%%

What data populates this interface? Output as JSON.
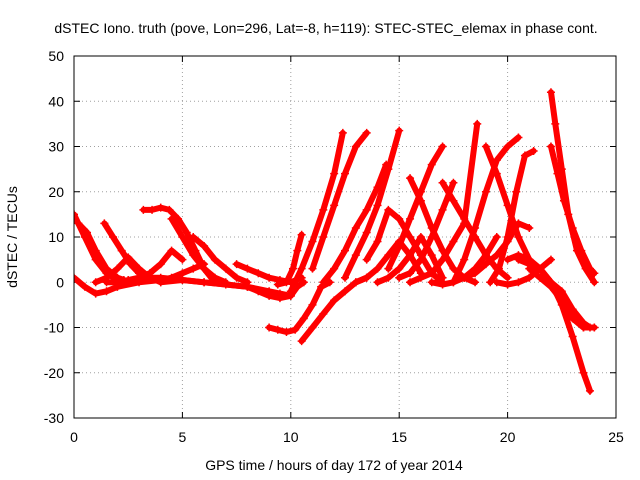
{
  "chart_data": {
    "type": "scatter",
    "title": "dSTEC Iono. truth (pove, Lon=296, Lat=-8, h=119): STEC-STEC_elemax in phase cont.",
    "xlabel": "GPS time / hours of day 172 of year 2014",
    "ylabel": "dSTEC  / TECUs",
    "xlim": [
      0,
      25
    ],
    "ylim": [
      -30,
      50
    ],
    "xticks": [
      0,
      5,
      10,
      15,
      20,
      25
    ],
    "yticks": [
      -30,
      -20,
      -10,
      0,
      10,
      20,
      30,
      40,
      50
    ],
    "grid": true,
    "marker": "plus",
    "color": "#ff0000",
    "series": [
      {
        "x": [
          0.0,
          0.5,
          1.0,
          1.5,
          2.0,
          2.5
        ],
        "y": [
          15,
          10,
          5,
          2,
          0.5,
          0
        ]
      },
      {
        "x": [
          0.0,
          0.5,
          1.0,
          1.5,
          2.0,
          2.5
        ],
        "y": [
          1,
          -1,
          -2.5,
          -2,
          -1,
          0
        ]
      },
      {
        "x": [
          0.2,
          0.6,
          1.0,
          1.5,
          2.0,
          2.3
        ],
        "y": [
          13,
          11,
          7,
          3,
          1,
          0.5
        ]
      },
      {
        "x": [
          1.0,
          1.5,
          2.0,
          2.5,
          3.0,
          3.5
        ],
        "y": [
          0,
          1,
          3,
          5.5,
          3,
          1
        ]
      },
      {
        "x": [
          1.4,
          1.8,
          2.2,
          2.6,
          3.0,
          3.5,
          4.0
        ],
        "y": [
          13,
          10,
          7,
          4,
          2,
          1,
          0
        ]
      },
      {
        "x": [
          1.5,
          2.0,
          2.5,
          3.0,
          3.5,
          4.0,
          4.5,
          5.0
        ],
        "y": [
          0,
          0,
          0.5,
          1,
          2,
          4,
          7,
          5
        ]
      },
      {
        "x": [
          2.0,
          3.0,
          4.0,
          4.5,
          5.0,
          5.5,
          6.0
        ],
        "y": [
          -1,
          0,
          0.5,
          1,
          2,
          3,
          4
        ]
      },
      {
        "x": [
          3.2,
          3.6,
          4.0,
          4.4,
          4.8,
          5.2,
          5.6,
          6.0,
          6.5
        ],
        "y": [
          16,
          16,
          16.5,
          16,
          14,
          11,
          7,
          3,
          0
        ]
      },
      {
        "x": [
          4.5,
          5.0,
          5.5,
          6.0,
          6.5,
          7.0
        ],
        "y": [
          14,
          10,
          6,
          3,
          1,
          0
        ]
      },
      {
        "x": [
          5.5,
          6.0,
          6.5,
          7.0,
          7.5,
          8.0
        ],
        "y": [
          10,
          8,
          5,
          3,
          1,
          0
        ]
      },
      {
        "x": [
          3.0,
          4.0,
          5.0,
          6.0,
          7.0,
          8.0
        ],
        "y": [
          1,
          1,
          0.5,
          0,
          -0.5,
          -1
        ]
      },
      {
        "x": [
          4.0,
          5.0,
          6.0,
          7.0,
          8.0,
          9.0,
          9.5,
          10.0
        ],
        "y": [
          0,
          0.5,
          0,
          -0.5,
          -1,
          -2,
          -2.5,
          -3
        ]
      },
      {
        "x": [
          7.5,
          8.0,
          8.5,
          9.0,
          9.5,
          10.0,
          10.5
        ],
        "y": [
          4,
          3,
          2,
          1,
          0.5,
          0,
          1
        ]
      },
      {
        "x": [
          8.0,
          8.5,
          9.0,
          9.5,
          10.0,
          10.3,
          10.6
        ],
        "y": [
          -1,
          -2,
          -3,
          -3.5,
          -3,
          -1,
          0
        ]
      },
      {
        "x": [
          9.0,
          9.4,
          9.8,
          10.2,
          10.6,
          11.0,
          11.4,
          11.8
        ],
        "y": [
          -10,
          -10.5,
          -11,
          -10.5,
          -8,
          -5,
          -1,
          0
        ]
      },
      {
        "x": [
          9.4,
          9.8,
          10.1,
          10.3,
          10.5
        ],
        "y": [
          -0.5,
          0,
          3,
          7,
          10.5
        ]
      },
      {
        "x": [
          10.0,
          10.5,
          11.0,
          11.5,
          12.0,
          12.4
        ],
        "y": [
          -2,
          3,
          9,
          16,
          24,
          33
        ]
      },
      {
        "x": [
          10.5,
          11.0,
          11.5,
          12.0,
          12.5,
          13.0,
          13.5
        ],
        "y": [
          -13,
          -10,
          -7,
          -4,
          -2,
          0,
          1
        ]
      },
      {
        "x": [
          11.0,
          11.5,
          12.0,
          12.5,
          13.0,
          13.5
        ],
        "y": [
          3,
          10,
          17,
          24,
          30,
          33
        ]
      },
      {
        "x": [
          11.5,
          12.0,
          12.5,
          13.0,
          13.5,
          14.0,
          14.4
        ],
        "y": [
          0,
          3,
          7,
          12,
          16,
          21,
          26
        ]
      },
      {
        "x": [
          12.5,
          13.0,
          13.5,
          14.0,
          14.5,
          15.0
        ],
        "y": [
          1,
          6,
          11,
          17,
          25,
          33.5
        ]
      },
      {
        "x": [
          13.0,
          13.5,
          14.0,
          14.5,
          15.0,
          15.5,
          16.0
        ],
        "y": [
          0,
          1,
          3,
          6,
          9,
          6,
          2
        ]
      },
      {
        "x": [
          13.5,
          14.0,
          14.5,
          15.0,
          15.5,
          16.0,
          16.5,
          17.0
        ],
        "y": [
          5,
          9,
          16,
          14,
          10,
          6,
          2,
          0
        ]
      },
      {
        "x": [
          14.0,
          14.5,
          15.0,
          15.5,
          16.0,
          16.5,
          17.0
        ],
        "y": [
          0,
          1,
          3,
          6,
          10,
          6,
          1
        ]
      },
      {
        "x": [
          14.5,
          15.0,
          15.5,
          16.0,
          16.5,
          17.0
        ],
        "y": [
          3,
          8,
          14,
          20,
          26,
          30
        ]
      },
      {
        "x": [
          15.0,
          15.5,
          16.0,
          16.5,
          17.0,
          17.5
        ],
        "y": [
          1,
          2,
          5,
          10,
          16,
          22
        ]
      },
      {
        "x": [
          15.5,
          16.0,
          16.5,
          17.0,
          17.5,
          18.0,
          18.5
        ],
        "y": [
          23,
          18,
          12,
          7,
          3,
          1,
          0
        ]
      },
      {
        "x": [
          15.5,
          16.0,
          16.5,
          17.0,
          17.5,
          18.0,
          18.6
        ],
        "y": [
          0,
          1,
          2,
          5,
          9,
          13,
          35
        ]
      },
      {
        "x": [
          16.5,
          17.0,
          17.5,
          18.0,
          18.5,
          19.0,
          19.5
        ],
        "y": [
          0,
          -0.5,
          0,
          1,
          3,
          6,
          10
        ]
      },
      {
        "x": [
          17.0,
          17.5,
          18.0,
          18.5,
          19.0,
          19.5,
          20.0
        ],
        "y": [
          22,
          18,
          14,
          10,
          6,
          3,
          1
        ]
      },
      {
        "x": [
          17.5,
          18.0,
          18.5,
          19.0,
          19.5,
          20.0,
          20.5
        ],
        "y": [
          0,
          5,
          12,
          20,
          27,
          30,
          32
        ]
      },
      {
        "x": [
          18.0,
          18.5,
          19.0,
          19.5,
          20.0,
          20.5,
          21.0
        ],
        "y": [
          1,
          2,
          4,
          6,
          9,
          13,
          12
        ]
      },
      {
        "x": [
          19.0,
          19.5,
          20.0,
          20.5,
          21.0
        ],
        "y": [
          30,
          24,
          17,
          10,
          5
        ]
      },
      {
        "x": [
          19.2,
          19.6,
          20.0,
          20.4,
          20.8,
          21.2
        ],
        "y": [
          0,
          3,
          10,
          20,
          28,
          29
        ]
      },
      {
        "x": [
          19.5,
          20.0,
          20.5,
          21.0,
          21.5,
          22.0
        ],
        "y": [
          0,
          -0.5,
          0,
          1,
          3,
          5
        ]
      },
      {
        "x": [
          20.0,
          20.5,
          21.0,
          21.5,
          22.0,
          22.5,
          23.0,
          23.5,
          23.8
        ],
        "y": [
          5,
          6,
          5,
          3,
          0,
          -5,
          -12,
          -20,
          -24
        ]
      },
      {
        "x": [
          20.5,
          21.0,
          21.5,
          22.0,
          22.5,
          23.0,
          23.5,
          24.0
        ],
        "y": [
          5,
          4,
          3,
          0,
          -4,
          -8,
          -10,
          -10
        ]
      },
      {
        "x": [
          21.0,
          21.5,
          22.0,
          22.5,
          23.0,
          23.5,
          24.0
        ],
        "y": [
          3,
          1,
          -1,
          -4,
          -8,
          -10,
          -10
        ]
      },
      {
        "x": [
          21.5,
          22.0,
          22.5,
          23.0,
          23.5,
          23.8
        ],
        "y": [
          1,
          0,
          -2,
          -6,
          -9,
          -10
        ]
      },
      {
        "x": [
          22.0,
          22.2,
          22.5,
          22.8,
          23.2,
          23.6,
          24.0
        ],
        "y": [
          42,
          35,
          25,
          15,
          7,
          3,
          0
        ]
      },
      {
        "x": [
          22.0,
          22.3,
          22.6,
          23.0,
          23.4,
          23.8,
          24.0
        ],
        "y": [
          30,
          24,
          18,
          12,
          7,
          3,
          2
        ]
      }
    ]
  }
}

%%

Collect the lines that hold "dSTEC".

Answer for this exercise —
    "title": "dSTEC Iono. truth (pove, Lon=296, Lat=-8, h=119): STEC-STEC_elemax in phase cont.",
    "ylabel": "dSTEC  / TECUs",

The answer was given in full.